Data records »
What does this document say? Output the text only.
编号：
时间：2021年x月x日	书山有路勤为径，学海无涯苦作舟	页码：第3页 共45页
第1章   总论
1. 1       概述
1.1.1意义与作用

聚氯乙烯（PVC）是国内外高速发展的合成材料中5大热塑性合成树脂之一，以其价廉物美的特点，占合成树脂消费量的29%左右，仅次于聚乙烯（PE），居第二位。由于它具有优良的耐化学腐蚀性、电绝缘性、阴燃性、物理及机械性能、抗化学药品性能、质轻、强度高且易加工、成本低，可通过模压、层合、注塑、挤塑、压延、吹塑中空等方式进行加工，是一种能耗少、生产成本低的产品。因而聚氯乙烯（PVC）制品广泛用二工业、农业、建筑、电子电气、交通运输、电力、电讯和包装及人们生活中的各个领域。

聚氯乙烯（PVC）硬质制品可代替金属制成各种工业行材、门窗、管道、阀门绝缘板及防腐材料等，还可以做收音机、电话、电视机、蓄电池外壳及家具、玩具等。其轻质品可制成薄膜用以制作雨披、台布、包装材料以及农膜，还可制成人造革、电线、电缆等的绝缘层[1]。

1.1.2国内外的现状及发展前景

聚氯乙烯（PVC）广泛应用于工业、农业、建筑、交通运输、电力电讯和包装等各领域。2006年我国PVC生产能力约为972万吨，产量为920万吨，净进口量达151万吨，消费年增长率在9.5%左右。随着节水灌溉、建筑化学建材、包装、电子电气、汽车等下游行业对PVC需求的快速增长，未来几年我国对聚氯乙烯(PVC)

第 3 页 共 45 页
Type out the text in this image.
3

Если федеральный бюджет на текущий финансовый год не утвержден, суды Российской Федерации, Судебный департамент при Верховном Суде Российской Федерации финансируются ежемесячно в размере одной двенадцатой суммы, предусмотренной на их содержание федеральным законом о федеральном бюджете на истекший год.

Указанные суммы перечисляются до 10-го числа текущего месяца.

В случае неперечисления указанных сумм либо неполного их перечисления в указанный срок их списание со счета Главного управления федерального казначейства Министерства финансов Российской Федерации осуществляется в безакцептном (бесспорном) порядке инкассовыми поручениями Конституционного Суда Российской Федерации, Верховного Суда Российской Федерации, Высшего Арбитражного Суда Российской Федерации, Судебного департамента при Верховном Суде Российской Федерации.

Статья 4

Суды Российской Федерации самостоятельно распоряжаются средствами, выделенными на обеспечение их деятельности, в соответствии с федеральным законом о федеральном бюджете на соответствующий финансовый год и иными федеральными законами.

Stated exercise »
From the entries above, extract every line where the word "this" appears.

Exercise output »
What does this document say? Output the text only.
Type out the text in this image.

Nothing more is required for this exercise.